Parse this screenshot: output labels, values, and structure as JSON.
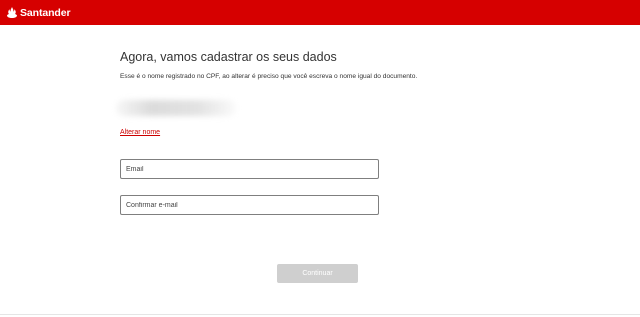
{
  "header": {
    "brand_name": "Santander",
    "brand_color": "#d60000",
    "logo_icon": "santander-flame-icon"
  },
  "main": {
    "title": "Agora, vamos cadastrar os seus dados",
    "subtitle": "Esse é o nome registrado no CPF, ao alterar é preciso que você escreva o nome igual do documento.",
    "alter_name_link": "Alterar nome",
    "email_placeholder": "Email",
    "confirm_email_placeholder": "Confirmar e-mail",
    "continue_label": "Continuar"
  },
  "colors": {
    "link": "#cc0000",
    "button_disabled": "#cfcfcf"
  }
}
::::::::
All of the material above needs to be restated exactly, with no pictures.

Parse this screenshot: output labels, values, and structure as JSON.
{
  "header": {
    "brand_name": "Santander",
    "brand_color": "#d60000",
    "logo_icon": "santander-flame-icon"
  },
  "main": {
    "title": "Agora, vamos cadastrar os seus dados",
    "subtitle": "Esse é o nome registrado no CPF, ao alterar é preciso que você escreva o nome igual do documento.",
    "alter_name_link": "Alterar nome",
    "email_placeholder": "Email",
    "confirm_email_placeholder": "Confirmar e-mail",
    "continue_label": "Continuar"
  },
  "colors": {
    "link": "#cc0000",
    "button_disabled": "#cfcfcf"
  }
}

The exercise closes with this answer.